Tareas pendientes:
1) Según el texto sobre el Estelado Rosé, ¿qué enólogo terminó por convencer al autor?
2) Reproduce sin cambios el texto sobre el Estelado Rosé desde "Lo confieso: tenía" hasta "a la cabeza.".
3) Retoma el texto sobre el Estelado Rosé y continúalo después de su última oración.

Sección del documento:

= = =

Miguel Torres Estelado Rosé

Lo confieso: tenía mis dudas. Pensaba que era un despropósito hacer burbujear una cepa tan tánica, tan rústica como la País. Tampoco ayudaron los exagerados reconocimientos oficiales (y oficiosos) cuando el proyecto aún estaba en ciernes. Fue como celebrar un gol cuando la pelota aún no estaba en movimiento. Sin embargo, el gran trabajo del enólogo Fernando Almeda terminó por convencerme. Su Estelado País tiene mucha identidad, fineza y carácter, que expresa y lleva a nuevos bares el potencial de esta cepa canaria y fundacional, dándole valor agregado, haciéndonos que, definitivamente, se nos suban las burbujas a la cabeza.

= = =

Datos proporcionados:

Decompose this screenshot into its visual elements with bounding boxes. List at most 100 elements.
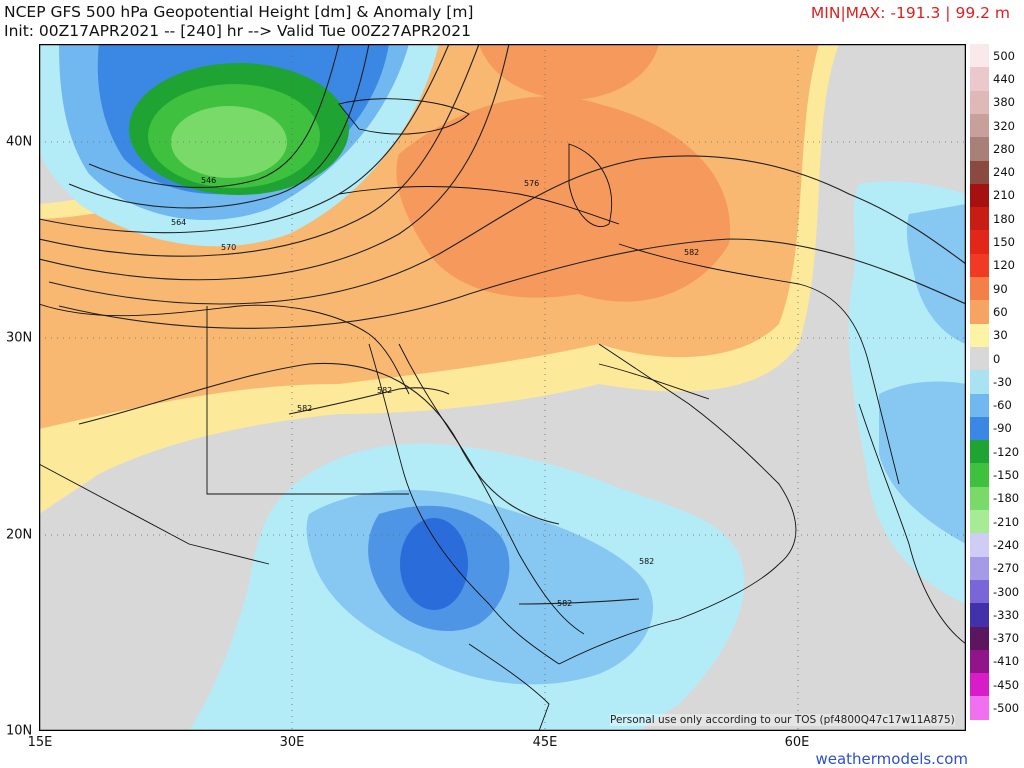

= = =

Lista de respuestas:
1) Fernando Almeda.

2)
Lo confieso: tenía mis dudas. Pensaba que era un despropósito hacer burbujear una cepa tan tánica, tan rústica como la País. Tampoco ayudaron los exagerados reconocimientos oficiales (y oficiosos) cuando el proyecto aún estaba en ciernes. Fue como celebrar un gol cuando la pelota aún no estaba en movimiento. Sin embargo, el gran trabajo del enólogo Fernando Almeda terminó por convencerme. Su Estelado País tiene mucha identidad, fineza y carácter, que expresa y lleva a nuevos bares el potencial de esta cepa canaria y fundacional, dándole valor agregado, haciéndonos que, definitivamente, se nos suban las burbujas a la cabeza.

3)
Zaranda Moscatel 2012

El mercado lo pide: hoy todos están ensayando vinos blancos aromáticos para satisfacer una creciente demanda, comprando kilos de Gewürztraminer y de otras cepas con impronunciables nombres. Pero en Itata, sin duda una de las zonas más hermosas del Chile vitivinícola, ha subsistido durante siglos la tradición del Moscatel (o Uva Italia, como la llaman) seco, fragrante y fresco. Juan Ignacio Acuña, un chef con formación de sommelier, colgó los sartenes para rescatar el patrimonio vitícola familiar en Guarilihue, representado por viñedos de más de 100 años, plantados en cabeza en esos suaves lomajes que suben y bajan ante un boscoso horizonte. Zaranda es un Moscatel muy cítrico y floral, que muestra un camino, que invita a beber hasta la última gota, que reactualiza y lleva a una nueva dimensión esta antigua tradición campesina.